[What to produce] "icon" appears in how many lines of the entries? State only the number.

*** Record extracts ***

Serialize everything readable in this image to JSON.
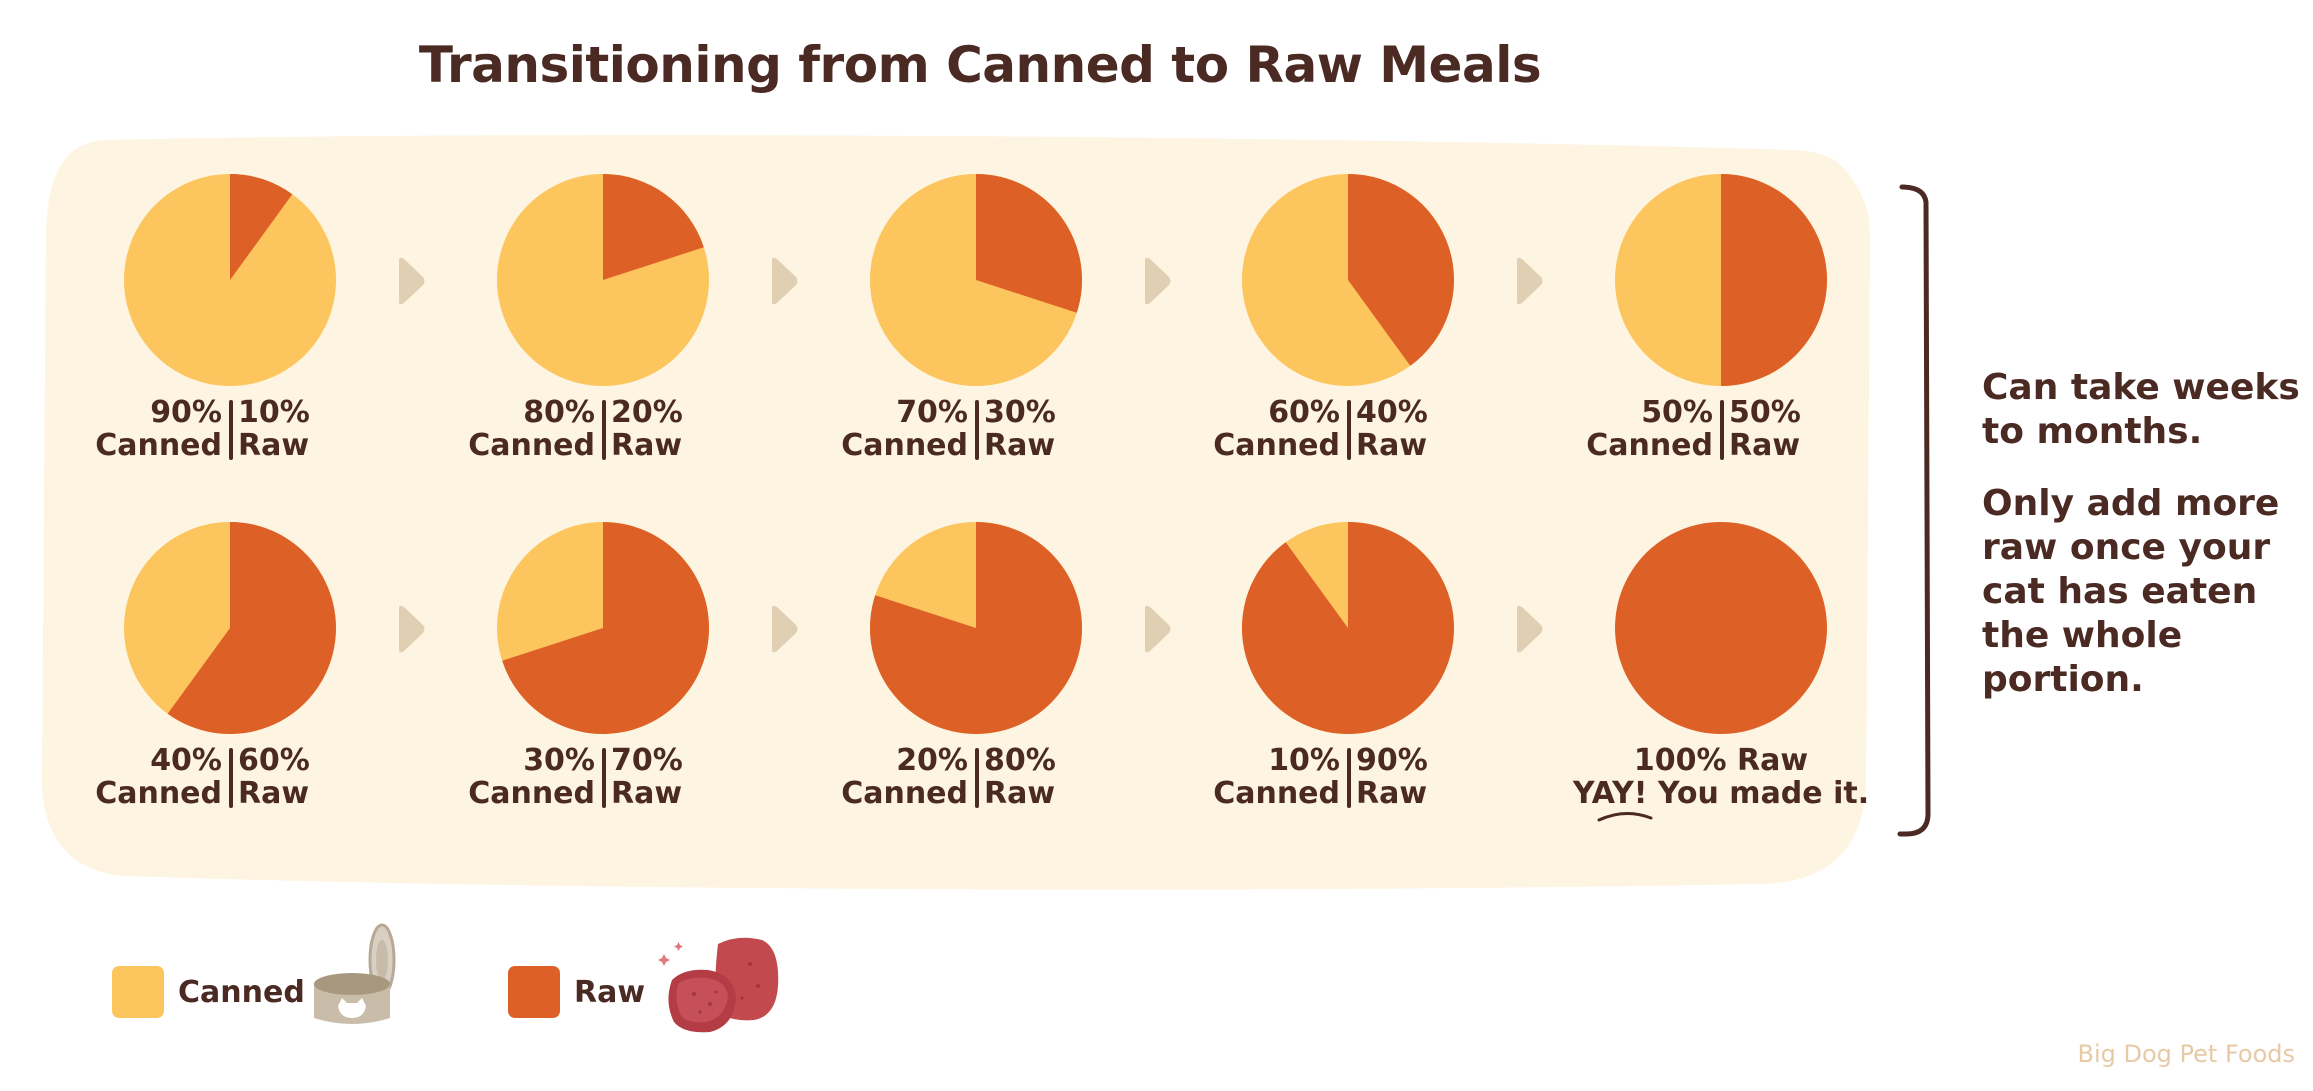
{
  "title": "Transitioning from Canned to Raw Meals",
  "colors": {
    "canned": "#FCC55D",
    "raw": "#DD6026",
    "panel": "#FEF4E2",
    "arrow": "#E0CFB2",
    "text": "#4A2A22",
    "brand": "#E7C9A6"
  },
  "chart_data": {
    "type": "pie",
    "series_names": [
      "Canned",
      "Raw"
    ],
    "stages": [
      {
        "canned": 90,
        "raw": 10,
        "canned_pct": "90%",
        "raw_pct": "10%",
        "canned_word": "Canned",
        "raw_word": "Raw"
      },
      {
        "canned": 80,
        "raw": 20,
        "canned_pct": "80%",
        "raw_pct": "20%",
        "canned_word": "Canned",
        "raw_word": "Raw"
      },
      {
        "canned": 70,
        "raw": 30,
        "canned_pct": "70%",
        "raw_pct": "30%",
        "canned_word": "Canned",
        "raw_word": "Raw"
      },
      {
        "canned": 60,
        "raw": 40,
        "canned_pct": "60%",
        "raw_pct": "40%",
        "canned_word": "Canned",
        "raw_word": "Raw"
      },
      {
        "canned": 50,
        "raw": 50,
        "canned_pct": "50%",
        "raw_pct": "50%",
        "canned_word": "Canned",
        "raw_word": "Raw"
      },
      {
        "canned": 40,
        "raw": 60,
        "canned_pct": "40%",
        "raw_pct": "60%",
        "canned_word": "Canned",
        "raw_word": "Raw"
      },
      {
        "canned": 30,
        "raw": 70,
        "canned_pct": "30%",
        "raw_pct": "70%",
        "canned_word": "Canned",
        "raw_word": "Raw"
      },
      {
        "canned": 20,
        "raw": 80,
        "canned_pct": "20%",
        "raw_pct": "80%",
        "canned_word": "Canned",
        "raw_word": "Raw"
      },
      {
        "canned": 10,
        "raw": 90,
        "canned_pct": "10%",
        "raw_pct": "90%",
        "canned_word": "Canned",
        "raw_word": "Raw"
      },
      {
        "canned": 0,
        "raw": 100,
        "final_line1": "100% Raw",
        "final_line2": "YAY! You made it."
      }
    ]
  },
  "side_note": {
    "line1": "Can take weeks to months.",
    "line2": "Only add more raw once your cat has eaten the whole portion."
  },
  "legend": {
    "canned_label": "Canned",
    "canned_icon": "cat-food-can-icon",
    "raw_label": "Raw",
    "raw_icon": "raw-meat-patties-icon"
  },
  "brand": "Big Dog Pet Foods"
}
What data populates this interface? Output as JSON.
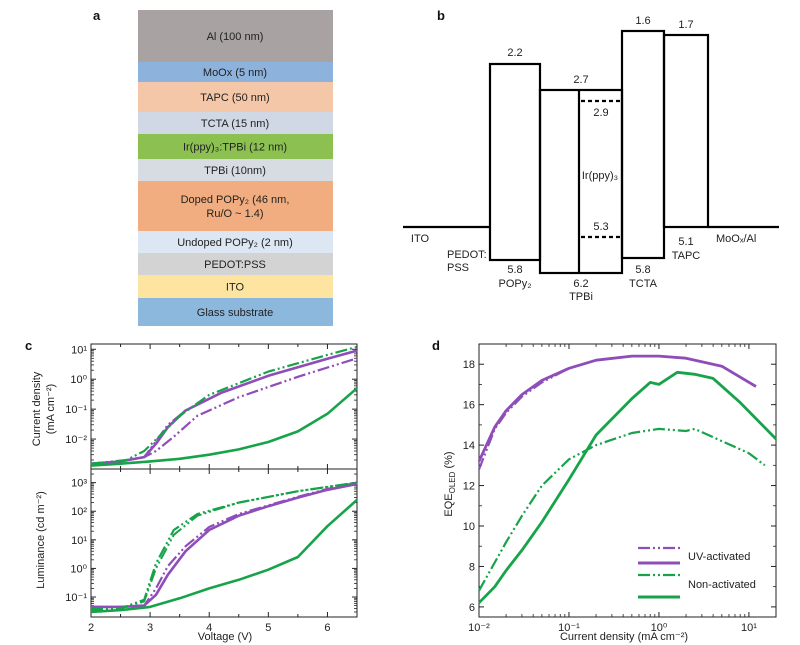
{
  "panels": {
    "a": "a",
    "b": "b",
    "c": "c",
    "d": "d"
  },
  "colors": {
    "uv": "#8e4db8",
    "non": "#17a34a",
    "stroke": "#000000"
  },
  "stack": [
    {
      "label": "Al (100 nm)",
      "color": "#a8a2a2"
    },
    {
      "label": "MoOx (5 nm)",
      "color": "#8db3dd"
    },
    {
      "label": "TAPC (50 nm)",
      "color": "#f4c7a8"
    },
    {
      "label": "TCTA (15 nm)",
      "color": "#cfd8e4"
    },
    {
      "label": "Ir(ppy)₃:TPBi (12 nm)",
      "color": "#8cc152"
    },
    {
      "label": "TPBi (10nm)",
      "color": "#d7dbe2"
    },
    {
      "label": "Doped POPy₂ (46 nm,",
      "label2": "Ru/O ~ 1.4)",
      "color": "#f1ad80"
    },
    {
      "label": "Undoped POPy₂ (2 nm)",
      "color": "#dce7f3"
    },
    {
      "label": "PEDOT:PSS",
      "color": "#d3d3d3"
    },
    {
      "label": "ITO",
      "color": "#fde5a1"
    },
    {
      "label": "Glass substrate",
      "color": "#8db8de"
    }
  ],
  "energy": {
    "pop_top": "2.2",
    "tpbi_top": "2.7",
    "tcta_top": "1.6",
    "tapc_top": "1.7",
    "ir_top": "2.9",
    "ir_bot": "5.3",
    "ir_label": "Ir(ppy)₃",
    "pop_bot": "5.8",
    "tpbi_bot": "6.2",
    "tcta_bot": "5.8",
    "tapc_bot": "5.1",
    "ito": "ITO",
    "pedot1": "PEDOT:",
    "pedot2": "PSS",
    "popy": "POPy₂",
    "tpbi": "TPBi",
    "tcta": "TCTA",
    "tapc": "TAPC",
    "moo": "MoOₓ/Al"
  },
  "panel_c": {
    "ylabel_top": [
      "Current density",
      "(mA cm⁻²)"
    ],
    "ylabel_bottom": "Luminance (cd m⁻²)",
    "xlabel": "Voltage (V)",
    "xticks": [
      "2",
      "3",
      "4",
      "5",
      "6"
    ],
    "yticks_top": [
      "10⁻²",
      "10⁻¹",
      "10⁰",
      "10¹"
    ],
    "yticks_bottom": [
      "10⁻¹",
      "10⁰",
      "10¹",
      "10²",
      "10³"
    ]
  },
  "panel_d": {
    "ylabel": "EQE_OLED (%)",
    "xlabel": "Current density (mA cm⁻²)",
    "xticks": [
      "10⁻²",
      "10⁻¹",
      "10⁰",
      "10¹"
    ],
    "yticks": [
      "6",
      "8",
      "10",
      "12",
      "14",
      "16",
      "18"
    ],
    "legend": [
      "UV-activated",
      "Non-activated"
    ]
  },
  "chart_data": [
    {
      "type": "line",
      "xlabel": "Voltage (V)",
      "ylabel": "Current density (mA cm⁻²)",
      "scale_y": "log",
      "xlim": [
        2,
        6.5
      ],
      "ylim": [
        0.001,
        15
      ],
      "series": [
        {
          "x": [
            2,
            2.5,
            2.9,
            3.1,
            3.4,
            3.8,
            4.5,
            5.5,
            6.5
          ],
          "y": [
            0.0015,
            0.0018,
            0.0025,
            0.004,
            0.012,
            0.06,
            0.25,
            1.2,
            5
          ]
        },
        {
          "x": [
            2,
            2.5,
            2.9,
            3.1,
            3.3,
            3.6,
            4.2,
            5,
            6,
            6.5
          ],
          "y": [
            0.0015,
            0.0018,
            0.0025,
            0.007,
            0.025,
            0.09,
            0.35,
            1.3,
            4.8,
            9
          ]
        },
        {
          "x": [
            2,
            2.5,
            2.9,
            3.3,
            3.6,
            4.2,
            5,
            6,
            6.5
          ],
          "y": [
            0.0015,
            0.0018,
            0.0025,
            0.03,
            0.09,
            0.35,
            1.3,
            4.8,
            9
          ]
        },
        {
          "x": [
            2,
            2.6,
            2.9,
            3.2,
            3.5,
            4,
            5,
            6,
            6.5
          ],
          "y": [
            0.0015,
            0.002,
            0.004,
            0.015,
            0.06,
            0.3,
            1.8,
            6.5,
            12
          ]
        },
        {
          "x": [
            2,
            2.5,
            3,
            3.5,
            4,
            4.5,
            5,
            5.5,
            6,
            6.5
          ],
          "y": [
            0.0013,
            0.0015,
            0.0018,
            0.0022,
            0.003,
            0.0045,
            0.008,
            0.018,
            0.07,
            0.5
          ]
        }
      ]
    },
    {
      "type": "line",
      "xlabel": "Voltage (V)",
      "ylabel": "Luminance (cd m⁻²)",
      "scale_y": "log",
      "xlim": [
        2,
        6.5
      ],
      "ylim": [
        0.02,
        3000
      ],
      "series": [
        {
          "x": [
            2,
            2.5,
            2.9,
            3.1,
            3.3,
            3.6,
            4,
            4.5,
            5,
            5.5,
            6,
            6.5
          ],
          "y": [
            0.045,
            0.045,
            0.05,
            0.2,
            1.2,
            6,
            28,
            80,
            160,
            320,
            600,
            1000
          ]
        },
        {
          "x": [
            2,
            2.5,
            2.9,
            3.1,
            3.3,
            3.6,
            4,
            4.5,
            5,
            5.5,
            6,
            6.5
          ],
          "y": [
            0.045,
            0.045,
            0.05,
            0.12,
            0.6,
            4,
            22,
            70,
            150,
            300,
            560,
            900
          ]
        },
        {
          "x": [
            2,
            2.5,
            2.9,
            3.1,
            3.4,
            3.8,
            4.5,
            5.5,
            6.5
          ],
          "y": [
            0.04,
            0.04,
            0.08,
            1.5,
            22,
            80,
            200,
            500,
            1000
          ]
        },
        {
          "x": [
            2,
            2.5,
            2.9,
            3.1,
            3.4,
            3.8,
            4.5,
            5.5,
            6.5
          ],
          "y": [
            0.035,
            0.04,
            0.07,
            1,
            15,
            70,
            200,
            500,
            1000
          ]
        },
        {
          "x": [
            2,
            2.5,
            3,
            3.5,
            4,
            4.5,
            5,
            5.5,
            6,
            6.5
          ],
          "y": [
            0.03,
            0.035,
            0.045,
            0.09,
            0.2,
            0.4,
            0.9,
            2.5,
            30,
            250
          ]
        }
      ]
    },
    {
      "type": "line",
      "xlabel": "Current density (mA cm⁻²)",
      "ylabel": "EQE_OLED (%)",
      "scale_x": "log",
      "xlim": [
        0.01,
        20
      ],
      "ylim": [
        5.5,
        19
      ],
      "series": [
        {
          "name": "UV-activated",
          "x": [
            0.01,
            0.015,
            0.02,
            0.03,
            0.05,
            0.1,
            0.2,
            0.5,
            1,
            2,
            5,
            10
          ],
          "y": [
            12.8,
            14.8,
            15.6,
            16.4,
            17.1,
            17.8,
            18.2,
            18.4,
            18.4,
            18.3,
            17.9,
            17.1
          ]
        },
        {
          "name": "UV-activated",
          "x": [
            0.01,
            0.015,
            0.02,
            0.03,
            0.05,
            0.1,
            0.2,
            0.5,
            1,
            2,
            5,
            12
          ],
          "y": [
            13.2,
            14.9,
            15.7,
            16.5,
            17.2,
            17.8,
            18.2,
            18.4,
            18.4,
            18.3,
            17.9,
            16.9
          ]
        },
        {
          "name": "Non-activated",
          "x": [
            0.01,
            0.015,
            0.02,
            0.03,
            0.05,
            0.1,
            0.2,
            0.5,
            0.8,
            1,
            1.6,
            2.5,
            4,
            8,
            20
          ],
          "y": [
            6.2,
            7,
            7.8,
            8.8,
            10.2,
            12.3,
            14.5,
            16.3,
            17.1,
            17,
            17.6,
            17.5,
            17.3,
            16.1,
            14.3
          ]
        },
        {
          "name": "Non-activated",
          "x": [
            0.01,
            0.015,
            0.02,
            0.03,
            0.05,
            0.1,
            0.2,
            0.5,
            1,
            2,
            2.5,
            5,
            10,
            15
          ],
          "y": [
            6.8,
            8.2,
            9.2,
            10.5,
            12,
            13.3,
            14,
            14.6,
            14.8,
            14.7,
            14.8,
            14.2,
            13.6,
            13
          ]
        }
      ]
    }
  ]
}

***

[Expected answer] 2